◆ **STATED EXERCISE**
Word for word, quote all of the material, omitting the pictures.

____ AVAILABLE DATA

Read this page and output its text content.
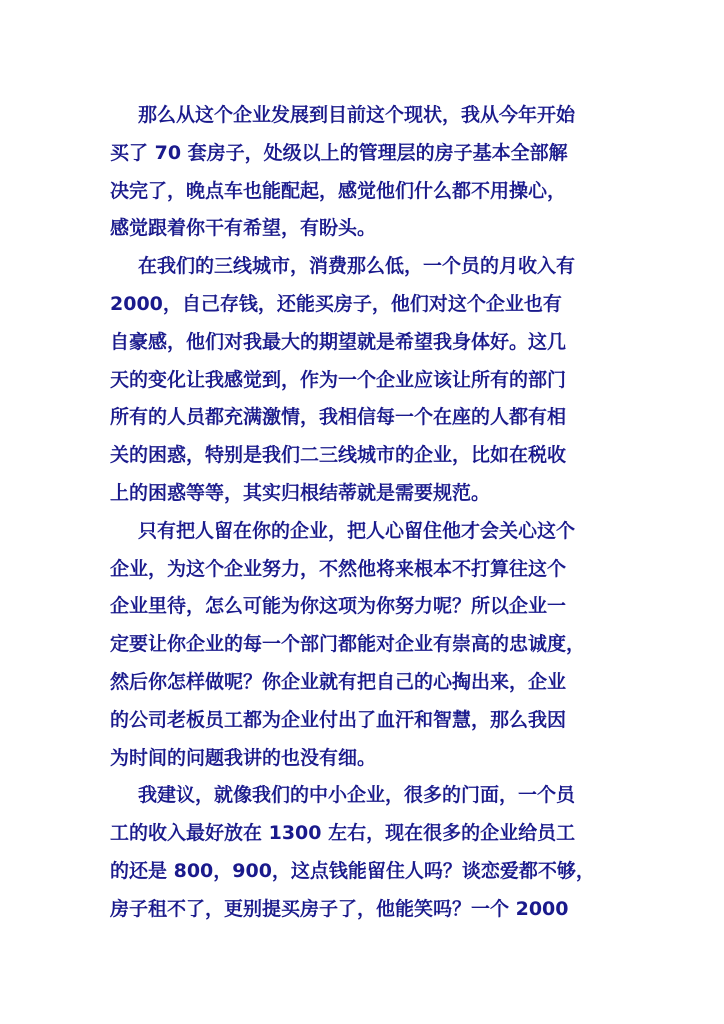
那么从这个企业发展到目前这个现状，我从今年开始
买了 70 套房子，处级以上的管理层的房子基本全部解
决完了，晚点车也能配起，感觉他们什么都不用操心，
感觉跟着你干有希望，有盼头。
在我们的三线城市，消费那么低，一个员的月收入有
2000，自己存钱，还能买房子，他们对这个企业也有
自豪感，他们对我最大的期望就是希望我身体好。这几
天的变化让我感觉到，作为一个企业应该让所有的部门
所有的人员都充满激情，我相信每一个在座的人都有相
关的困惑，特别是我们二三线城市的企业，比如在税收
上的困惑等等，其实归根结蒂就是需要规范。
只有把人留在你的企业，把人心留住他才会关心这个
企业，为这个企业努力，不然他将来根本不打算往这个
企业里待，怎么可能为你这项为你努力呢？所以企业一
定要让你企业的每一个部门都能对企业有崇高的忠诚度，
然后你怎样做呢？你企业就有把自己的心掏出来，企业
的公司老板员工都为企业付出了血汗和智慧，那么我因
为时间的问题我讲的也没有细。
我建议，就像我们的中小企业，很多的门面，一个员
工的收入最好放在 1300 左右，现在很多的企业给员工
的还是 800，900，这点钱能留住人吗？谈恋爱都不够，
房子租不了，更别提买房子了，他能笑吗？一个 2000
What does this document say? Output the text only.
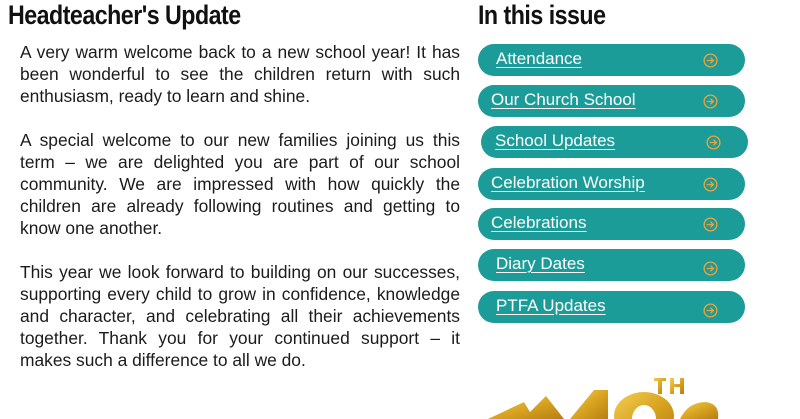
Headteacher's Update

A very warm welcome back to a new school year! It has been wonderful to see the children return with such enthusiasm, ready to learn and shine.

A special welcome to our new families joining us this term – we are delighted you are part of our school community. We are impressed with how quickly the children are already following routines and getting to know one another.

This year we look forward to building on our successes, supporting every child to grow in confidence, knowledge and character, and celebrating all their achievements together. Thank you for your continued support – it makes such a difference to all we do.

In this issue
Attendance
Our Church School
School Updates
Celebration Worship
Celebrations
Diary Dates
PTFA Updates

________

◆ **FINISHED ANSWER**
Read this page and output its text content.
那么从这个企业发展到目前这个现状，我从今年开始
买了 70 套房子，处级以上的管理层的房子基本全部解
决完了，晚点车也能配起，感觉他们什么都不用操心，
感觉跟着你干有希望，有盼头。
在我们的三线城市，消费那么低，一个员的月收入有
2000，自己存钱，还能买房子，他们对这个企业也有
自豪感，他们对我最大的期望就是希望我身体好。这几
天的变化让我感觉到，作为一个企业应该让所有的部门
所有的人员都充满激情，我相信每一个在座的人都有相
关的困惑，特别是我们二三线城市的企业，比如在税收
上的困惑等等，其实归根结蒂就是需要规范。
只有把人留在你的企业，把人心留住他才会关心这个
企业，为这个企业努力，不然他将来根本不打算往这个
企业里待，怎么可能为你这项为你努力呢？所以企业一
定要让你企业的每一个部门都能对企业有崇高的忠诚度，
然后你怎样做呢？你企业就有把自己的心掏出来，企业
的公司老板员工都为企业付出了血汗和智慧，那么我因
为时间的问题我讲的也没有细。
我建议，就像我们的中小企业，很多的门面，一个员
工的收入最好放在 1300 左右，现在很多的企业给员工
的还是 800，900，这点钱能留住人吗？谈恋爱都不够，
房子租不了，更别提买房子了，他能笑吗？一个 2000
What does this document say? Output the text only.
Headteacher's Update

A very warm welcome back to a new school year! It has been wonderful to see the children return with such enthusiasm, ready to learn and shine.

A special welcome to our new families joining us this term – we are delighted you are part of our school community. We are impressed with how quickly the children are already following routines and getting to know one another.

This year we look forward to building on our successes, supporting every child to grow in confidence, knowledge and character, and celebrating all their achievements together. Thank you for your continued support – it makes such a difference to all we do.

In this issue
Attendance
Our Church School
School Updates
Celebration Worship
Celebrations
Diary Dates
PTFA Updates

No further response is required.